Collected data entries
- - - -

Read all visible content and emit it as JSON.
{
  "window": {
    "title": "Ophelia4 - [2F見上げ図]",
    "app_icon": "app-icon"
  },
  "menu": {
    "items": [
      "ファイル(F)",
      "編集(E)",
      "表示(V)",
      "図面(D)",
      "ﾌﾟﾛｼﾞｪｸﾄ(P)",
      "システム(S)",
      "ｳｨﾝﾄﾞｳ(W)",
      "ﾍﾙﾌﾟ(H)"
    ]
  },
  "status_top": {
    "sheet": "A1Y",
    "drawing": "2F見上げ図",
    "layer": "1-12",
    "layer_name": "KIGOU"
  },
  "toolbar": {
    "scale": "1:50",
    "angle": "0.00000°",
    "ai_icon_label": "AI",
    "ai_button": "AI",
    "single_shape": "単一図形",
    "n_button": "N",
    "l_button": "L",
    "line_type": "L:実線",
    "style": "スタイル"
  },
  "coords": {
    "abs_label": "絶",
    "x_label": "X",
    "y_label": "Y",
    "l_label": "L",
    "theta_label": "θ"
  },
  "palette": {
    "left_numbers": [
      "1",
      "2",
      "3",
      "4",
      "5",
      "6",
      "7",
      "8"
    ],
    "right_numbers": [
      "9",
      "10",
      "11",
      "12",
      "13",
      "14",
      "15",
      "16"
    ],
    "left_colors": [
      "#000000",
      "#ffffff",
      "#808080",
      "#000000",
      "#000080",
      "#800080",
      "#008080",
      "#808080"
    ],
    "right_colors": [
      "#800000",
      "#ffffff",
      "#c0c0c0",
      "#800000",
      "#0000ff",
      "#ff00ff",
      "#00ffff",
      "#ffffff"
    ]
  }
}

- - - -

What you have to do
From the listing above, extract every line exactly as it stands.

Output for this task
Read all visible content and emit it as JSON.
{
  "window": {
    "title": "Ophelia4 - [2F見上げ図]",
    "app_icon": "app-icon"
  },
  "menu": {
    "items": [
      "ファイル(F)",
      "編集(E)",
      "表示(V)",
      "図面(D)",
      "ﾌﾟﾛｼﾞｪｸﾄ(P)",
      "システム(S)",
      "ｳｨﾝﾄﾞｳ(W)",
      "ﾍﾙﾌﾟ(H)"
    ]
  },
  "status_top": {
    "sheet": "A1Y",
    "drawing": "2F見上げ図",
    "layer": "1-12",
    "layer_name": "KIGOU"
  },
  "toolbar": {
    "scale": "1:50",
    "angle": "0.00000°",
    "ai_icon_label": "AI",
    "ai_button": "AI",
    "single_shape": "単一図形",
    "n_button": "N",
    "l_button": "L",
    "line_type": "L:実線",
    "style": "スタイル"
  },
  "coords": {
    "abs_label": "絶",
    "x_label": "X",
    "y_label": "Y",
    "l_label": "L",
    "theta_label": "θ"
  },
  "palette": {
    "left_numbers": [
      "1",
      "2",
      "3",
      "4",
      "5",
      "6",
      "7",
      "8"
    ],
    "right_numbers": [
      "9",
      "10",
      "11",
      "12",
      "13",
      "14",
      "15",
      "16"
    ],
    "left_colors": [
      "#000000",
      "#ffffff",
      "#808080",
      "#000000",
      "#000080",
      "#800080",
      "#008080",
      "#808080"
    ],
    "right_colors": [
      "#800000",
      "#ffffff",
      "#c0c0c0",
      "#800000",
      "#0000ff",
      "#ff00ff",
      "#00ffff",
      "#ffffff"
    ]
  }
}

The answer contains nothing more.